Data records:

((

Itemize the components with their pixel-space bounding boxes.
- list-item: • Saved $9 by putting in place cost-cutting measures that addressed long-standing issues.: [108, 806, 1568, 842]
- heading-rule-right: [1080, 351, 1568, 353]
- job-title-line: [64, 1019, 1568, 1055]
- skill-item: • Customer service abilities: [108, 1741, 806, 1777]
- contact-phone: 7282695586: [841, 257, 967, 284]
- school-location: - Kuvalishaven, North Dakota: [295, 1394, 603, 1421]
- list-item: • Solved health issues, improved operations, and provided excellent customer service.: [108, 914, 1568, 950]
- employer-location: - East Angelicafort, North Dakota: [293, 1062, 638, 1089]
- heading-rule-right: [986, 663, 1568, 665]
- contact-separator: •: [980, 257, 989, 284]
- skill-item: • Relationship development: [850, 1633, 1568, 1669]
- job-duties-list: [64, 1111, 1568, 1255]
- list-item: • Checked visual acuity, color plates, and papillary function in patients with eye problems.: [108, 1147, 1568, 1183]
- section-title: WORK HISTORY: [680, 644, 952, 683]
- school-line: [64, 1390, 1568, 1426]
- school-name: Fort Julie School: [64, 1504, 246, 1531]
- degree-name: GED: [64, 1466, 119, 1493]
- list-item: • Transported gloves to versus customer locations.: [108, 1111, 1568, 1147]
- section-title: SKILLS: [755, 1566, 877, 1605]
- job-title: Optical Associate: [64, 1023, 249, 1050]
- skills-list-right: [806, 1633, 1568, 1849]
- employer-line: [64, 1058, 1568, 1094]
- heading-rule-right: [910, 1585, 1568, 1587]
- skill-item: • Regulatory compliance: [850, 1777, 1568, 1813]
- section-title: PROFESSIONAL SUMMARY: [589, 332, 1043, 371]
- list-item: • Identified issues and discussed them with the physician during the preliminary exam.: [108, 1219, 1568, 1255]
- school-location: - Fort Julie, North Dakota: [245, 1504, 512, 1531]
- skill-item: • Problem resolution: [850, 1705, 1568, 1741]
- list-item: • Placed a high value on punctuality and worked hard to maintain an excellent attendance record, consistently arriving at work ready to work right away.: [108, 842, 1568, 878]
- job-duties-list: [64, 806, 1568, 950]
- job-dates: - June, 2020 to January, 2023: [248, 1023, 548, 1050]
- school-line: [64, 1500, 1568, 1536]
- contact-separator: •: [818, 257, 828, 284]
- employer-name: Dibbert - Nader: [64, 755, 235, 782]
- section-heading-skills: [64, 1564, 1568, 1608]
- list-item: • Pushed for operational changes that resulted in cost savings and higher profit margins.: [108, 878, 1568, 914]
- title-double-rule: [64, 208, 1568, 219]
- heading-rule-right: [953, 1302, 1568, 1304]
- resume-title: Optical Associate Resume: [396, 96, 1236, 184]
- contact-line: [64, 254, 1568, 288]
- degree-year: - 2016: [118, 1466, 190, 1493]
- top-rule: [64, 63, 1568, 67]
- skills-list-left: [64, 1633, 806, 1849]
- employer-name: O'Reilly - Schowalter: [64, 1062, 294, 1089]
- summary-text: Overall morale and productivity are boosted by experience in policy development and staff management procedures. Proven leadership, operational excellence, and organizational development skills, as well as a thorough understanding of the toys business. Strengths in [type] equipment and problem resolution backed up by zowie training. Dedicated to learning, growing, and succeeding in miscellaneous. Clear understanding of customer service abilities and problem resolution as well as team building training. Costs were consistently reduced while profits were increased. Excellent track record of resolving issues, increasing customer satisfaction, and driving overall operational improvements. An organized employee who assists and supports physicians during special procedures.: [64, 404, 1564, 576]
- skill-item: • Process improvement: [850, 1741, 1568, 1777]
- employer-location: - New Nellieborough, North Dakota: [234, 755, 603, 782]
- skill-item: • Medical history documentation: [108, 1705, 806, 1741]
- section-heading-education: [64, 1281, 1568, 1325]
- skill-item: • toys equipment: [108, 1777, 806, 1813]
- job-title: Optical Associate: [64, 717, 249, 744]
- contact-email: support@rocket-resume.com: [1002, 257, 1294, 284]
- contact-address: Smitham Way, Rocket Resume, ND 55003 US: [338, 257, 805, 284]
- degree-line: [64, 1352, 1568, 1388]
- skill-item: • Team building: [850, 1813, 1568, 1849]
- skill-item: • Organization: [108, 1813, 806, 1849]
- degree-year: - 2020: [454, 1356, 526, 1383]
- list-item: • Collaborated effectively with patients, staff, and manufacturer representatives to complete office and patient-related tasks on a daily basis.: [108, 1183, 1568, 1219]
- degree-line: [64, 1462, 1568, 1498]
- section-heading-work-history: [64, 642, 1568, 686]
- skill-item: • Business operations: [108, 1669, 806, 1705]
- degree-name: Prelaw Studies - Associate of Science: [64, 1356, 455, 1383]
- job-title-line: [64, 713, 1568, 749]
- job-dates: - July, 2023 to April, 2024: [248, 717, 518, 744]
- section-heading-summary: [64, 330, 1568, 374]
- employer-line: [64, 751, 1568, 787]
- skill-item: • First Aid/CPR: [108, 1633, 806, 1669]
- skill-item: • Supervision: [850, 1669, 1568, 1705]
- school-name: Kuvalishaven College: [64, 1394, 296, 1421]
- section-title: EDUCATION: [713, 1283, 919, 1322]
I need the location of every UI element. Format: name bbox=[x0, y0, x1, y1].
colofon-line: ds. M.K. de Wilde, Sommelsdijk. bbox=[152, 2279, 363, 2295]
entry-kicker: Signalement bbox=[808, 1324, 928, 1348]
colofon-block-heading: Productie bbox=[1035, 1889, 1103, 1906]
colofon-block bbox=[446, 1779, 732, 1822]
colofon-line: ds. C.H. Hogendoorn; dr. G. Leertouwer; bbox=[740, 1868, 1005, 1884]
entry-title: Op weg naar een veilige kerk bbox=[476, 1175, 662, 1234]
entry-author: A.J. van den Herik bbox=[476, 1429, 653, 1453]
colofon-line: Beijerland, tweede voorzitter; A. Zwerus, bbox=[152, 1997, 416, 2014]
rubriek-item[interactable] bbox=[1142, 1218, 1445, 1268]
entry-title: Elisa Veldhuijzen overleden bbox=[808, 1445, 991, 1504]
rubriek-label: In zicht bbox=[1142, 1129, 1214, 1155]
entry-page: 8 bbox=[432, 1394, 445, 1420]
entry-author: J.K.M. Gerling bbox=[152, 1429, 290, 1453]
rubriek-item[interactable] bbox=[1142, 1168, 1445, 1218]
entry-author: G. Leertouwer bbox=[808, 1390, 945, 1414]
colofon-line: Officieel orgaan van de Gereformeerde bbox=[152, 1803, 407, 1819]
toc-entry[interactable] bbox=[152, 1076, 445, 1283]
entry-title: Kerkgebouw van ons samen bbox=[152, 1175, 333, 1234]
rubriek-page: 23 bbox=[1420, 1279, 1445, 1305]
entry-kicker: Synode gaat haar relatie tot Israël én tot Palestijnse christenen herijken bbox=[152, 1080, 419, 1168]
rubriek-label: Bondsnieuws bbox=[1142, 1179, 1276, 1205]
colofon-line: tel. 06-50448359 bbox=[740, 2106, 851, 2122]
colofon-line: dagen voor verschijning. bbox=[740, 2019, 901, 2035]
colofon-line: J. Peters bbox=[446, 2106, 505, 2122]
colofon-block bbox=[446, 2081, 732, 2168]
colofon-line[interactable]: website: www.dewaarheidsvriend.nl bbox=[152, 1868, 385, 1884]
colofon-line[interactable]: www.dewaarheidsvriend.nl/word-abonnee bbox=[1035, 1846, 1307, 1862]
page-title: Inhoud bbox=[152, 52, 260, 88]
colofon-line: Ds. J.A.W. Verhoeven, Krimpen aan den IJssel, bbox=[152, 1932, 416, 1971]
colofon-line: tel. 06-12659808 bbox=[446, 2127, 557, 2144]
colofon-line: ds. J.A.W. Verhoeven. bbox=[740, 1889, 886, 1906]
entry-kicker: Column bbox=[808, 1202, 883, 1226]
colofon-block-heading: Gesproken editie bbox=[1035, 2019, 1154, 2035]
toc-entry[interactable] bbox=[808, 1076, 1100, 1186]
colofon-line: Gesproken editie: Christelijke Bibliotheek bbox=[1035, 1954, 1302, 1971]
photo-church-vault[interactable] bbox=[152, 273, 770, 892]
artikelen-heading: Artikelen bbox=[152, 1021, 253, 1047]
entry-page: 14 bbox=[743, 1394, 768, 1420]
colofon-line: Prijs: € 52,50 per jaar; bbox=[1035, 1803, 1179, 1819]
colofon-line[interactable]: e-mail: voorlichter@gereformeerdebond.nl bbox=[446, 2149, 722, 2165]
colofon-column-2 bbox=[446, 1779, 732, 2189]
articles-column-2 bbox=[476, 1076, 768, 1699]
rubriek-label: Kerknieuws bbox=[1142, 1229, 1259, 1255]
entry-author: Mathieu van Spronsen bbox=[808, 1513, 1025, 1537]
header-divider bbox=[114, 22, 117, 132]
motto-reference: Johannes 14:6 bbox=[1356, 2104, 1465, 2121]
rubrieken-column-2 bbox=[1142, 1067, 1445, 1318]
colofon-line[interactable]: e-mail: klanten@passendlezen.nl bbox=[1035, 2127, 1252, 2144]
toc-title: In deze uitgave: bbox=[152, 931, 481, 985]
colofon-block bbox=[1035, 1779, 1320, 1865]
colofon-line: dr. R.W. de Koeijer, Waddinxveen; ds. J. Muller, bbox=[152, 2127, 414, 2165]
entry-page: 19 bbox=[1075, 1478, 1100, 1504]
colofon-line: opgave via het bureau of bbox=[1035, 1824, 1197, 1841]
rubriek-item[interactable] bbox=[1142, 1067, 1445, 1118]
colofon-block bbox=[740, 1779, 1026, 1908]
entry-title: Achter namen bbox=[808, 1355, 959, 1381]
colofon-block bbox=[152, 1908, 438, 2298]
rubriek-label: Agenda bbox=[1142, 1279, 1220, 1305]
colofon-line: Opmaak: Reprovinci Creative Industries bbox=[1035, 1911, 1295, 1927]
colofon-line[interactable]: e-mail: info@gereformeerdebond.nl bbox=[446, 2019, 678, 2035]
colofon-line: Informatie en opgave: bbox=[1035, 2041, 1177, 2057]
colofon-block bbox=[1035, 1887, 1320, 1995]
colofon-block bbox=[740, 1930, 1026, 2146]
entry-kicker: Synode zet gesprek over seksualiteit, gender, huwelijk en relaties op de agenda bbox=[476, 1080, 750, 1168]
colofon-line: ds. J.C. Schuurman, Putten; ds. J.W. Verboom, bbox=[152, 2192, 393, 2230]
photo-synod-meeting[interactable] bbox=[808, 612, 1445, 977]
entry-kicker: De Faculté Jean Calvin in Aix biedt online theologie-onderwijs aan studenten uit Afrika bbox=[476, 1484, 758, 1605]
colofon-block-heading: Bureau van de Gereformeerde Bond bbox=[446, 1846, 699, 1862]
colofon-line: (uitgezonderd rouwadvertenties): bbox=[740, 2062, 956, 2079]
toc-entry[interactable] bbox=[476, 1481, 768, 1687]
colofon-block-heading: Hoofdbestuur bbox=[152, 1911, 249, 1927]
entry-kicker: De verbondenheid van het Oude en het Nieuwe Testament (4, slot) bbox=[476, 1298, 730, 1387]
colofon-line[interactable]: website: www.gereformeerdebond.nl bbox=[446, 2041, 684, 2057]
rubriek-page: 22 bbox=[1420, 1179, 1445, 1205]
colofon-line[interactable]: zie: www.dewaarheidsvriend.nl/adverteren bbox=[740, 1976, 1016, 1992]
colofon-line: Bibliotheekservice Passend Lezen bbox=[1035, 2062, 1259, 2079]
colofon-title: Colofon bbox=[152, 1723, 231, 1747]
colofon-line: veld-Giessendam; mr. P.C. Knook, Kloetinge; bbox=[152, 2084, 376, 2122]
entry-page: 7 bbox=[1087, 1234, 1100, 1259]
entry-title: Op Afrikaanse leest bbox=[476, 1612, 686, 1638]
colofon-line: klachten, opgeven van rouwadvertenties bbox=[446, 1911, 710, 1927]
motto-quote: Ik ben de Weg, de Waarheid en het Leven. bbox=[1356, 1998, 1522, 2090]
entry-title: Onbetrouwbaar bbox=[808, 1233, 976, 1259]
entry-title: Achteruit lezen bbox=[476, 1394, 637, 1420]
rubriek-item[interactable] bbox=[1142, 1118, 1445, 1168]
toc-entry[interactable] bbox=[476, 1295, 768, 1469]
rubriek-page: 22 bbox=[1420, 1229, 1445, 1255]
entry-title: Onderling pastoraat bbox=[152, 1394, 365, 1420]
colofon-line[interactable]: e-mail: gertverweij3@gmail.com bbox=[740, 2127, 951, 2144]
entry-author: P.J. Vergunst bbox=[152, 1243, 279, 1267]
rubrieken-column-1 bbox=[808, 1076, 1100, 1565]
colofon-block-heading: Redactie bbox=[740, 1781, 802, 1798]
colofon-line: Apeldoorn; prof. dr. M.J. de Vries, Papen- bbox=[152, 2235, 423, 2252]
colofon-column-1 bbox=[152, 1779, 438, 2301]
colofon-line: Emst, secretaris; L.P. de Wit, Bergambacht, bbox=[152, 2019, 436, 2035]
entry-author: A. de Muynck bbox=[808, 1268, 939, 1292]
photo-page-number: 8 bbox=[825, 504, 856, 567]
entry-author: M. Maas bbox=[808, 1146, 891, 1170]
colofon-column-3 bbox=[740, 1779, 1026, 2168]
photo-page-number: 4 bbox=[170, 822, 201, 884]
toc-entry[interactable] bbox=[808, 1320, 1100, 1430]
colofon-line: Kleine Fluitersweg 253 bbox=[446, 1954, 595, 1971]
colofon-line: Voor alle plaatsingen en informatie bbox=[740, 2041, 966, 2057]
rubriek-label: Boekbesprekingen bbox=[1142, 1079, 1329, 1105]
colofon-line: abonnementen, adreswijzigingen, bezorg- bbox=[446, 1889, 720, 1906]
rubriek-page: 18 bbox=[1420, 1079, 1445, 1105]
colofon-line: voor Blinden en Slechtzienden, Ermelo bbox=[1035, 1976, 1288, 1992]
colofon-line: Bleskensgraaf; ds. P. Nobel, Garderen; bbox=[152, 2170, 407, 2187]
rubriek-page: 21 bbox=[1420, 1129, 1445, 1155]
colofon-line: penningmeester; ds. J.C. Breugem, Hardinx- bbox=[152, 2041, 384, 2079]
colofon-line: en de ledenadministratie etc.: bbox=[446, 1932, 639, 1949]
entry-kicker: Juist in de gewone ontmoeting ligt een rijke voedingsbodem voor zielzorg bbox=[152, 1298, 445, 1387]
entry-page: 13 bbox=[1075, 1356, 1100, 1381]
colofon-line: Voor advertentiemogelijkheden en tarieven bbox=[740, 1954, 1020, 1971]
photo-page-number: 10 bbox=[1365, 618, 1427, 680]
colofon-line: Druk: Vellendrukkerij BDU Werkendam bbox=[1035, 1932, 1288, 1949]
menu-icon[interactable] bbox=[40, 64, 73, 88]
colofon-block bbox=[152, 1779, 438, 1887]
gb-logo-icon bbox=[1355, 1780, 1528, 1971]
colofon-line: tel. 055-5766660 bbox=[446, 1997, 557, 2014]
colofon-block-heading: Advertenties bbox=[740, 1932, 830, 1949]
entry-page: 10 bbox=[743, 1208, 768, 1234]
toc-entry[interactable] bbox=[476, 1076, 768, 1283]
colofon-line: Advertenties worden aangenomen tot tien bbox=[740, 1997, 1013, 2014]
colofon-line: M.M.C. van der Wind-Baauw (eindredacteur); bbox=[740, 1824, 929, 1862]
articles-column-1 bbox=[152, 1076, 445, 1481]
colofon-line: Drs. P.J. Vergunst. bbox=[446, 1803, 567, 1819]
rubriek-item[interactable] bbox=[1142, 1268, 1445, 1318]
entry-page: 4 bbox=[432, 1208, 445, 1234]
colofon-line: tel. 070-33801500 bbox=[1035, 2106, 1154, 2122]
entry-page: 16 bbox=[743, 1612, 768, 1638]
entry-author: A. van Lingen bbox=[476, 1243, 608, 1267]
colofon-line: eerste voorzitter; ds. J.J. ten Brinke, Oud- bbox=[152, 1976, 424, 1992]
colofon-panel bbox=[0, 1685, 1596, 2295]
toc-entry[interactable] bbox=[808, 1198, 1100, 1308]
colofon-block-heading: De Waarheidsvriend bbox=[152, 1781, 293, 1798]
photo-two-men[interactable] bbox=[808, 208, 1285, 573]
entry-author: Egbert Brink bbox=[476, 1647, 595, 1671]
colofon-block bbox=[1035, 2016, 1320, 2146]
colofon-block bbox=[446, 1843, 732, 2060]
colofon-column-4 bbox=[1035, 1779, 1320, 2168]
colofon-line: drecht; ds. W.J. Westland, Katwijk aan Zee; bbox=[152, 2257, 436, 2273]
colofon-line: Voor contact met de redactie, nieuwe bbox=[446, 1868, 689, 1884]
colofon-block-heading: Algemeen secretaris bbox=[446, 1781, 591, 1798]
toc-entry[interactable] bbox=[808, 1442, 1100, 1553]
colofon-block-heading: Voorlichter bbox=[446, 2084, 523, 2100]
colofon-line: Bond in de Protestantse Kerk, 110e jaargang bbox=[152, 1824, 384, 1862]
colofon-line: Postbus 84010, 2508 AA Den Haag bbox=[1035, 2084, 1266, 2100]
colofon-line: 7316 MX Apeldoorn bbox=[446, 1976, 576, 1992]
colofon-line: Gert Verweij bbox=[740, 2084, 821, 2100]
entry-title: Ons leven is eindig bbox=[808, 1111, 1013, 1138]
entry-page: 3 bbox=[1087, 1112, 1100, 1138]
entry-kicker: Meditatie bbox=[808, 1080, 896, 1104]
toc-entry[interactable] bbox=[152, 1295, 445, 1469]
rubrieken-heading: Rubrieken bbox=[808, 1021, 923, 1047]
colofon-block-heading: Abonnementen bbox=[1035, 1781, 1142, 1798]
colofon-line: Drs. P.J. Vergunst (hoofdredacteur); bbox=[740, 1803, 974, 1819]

))

• [WORK TO BE COMPLETED]
In the records above, locate every line with the string "icon" and copy it.

• [COMPLETED TASK]
menu-icon[interactable] bbox=[40, 64, 73, 88]
gb-logo-icon bbox=[1355, 1780, 1528, 1971]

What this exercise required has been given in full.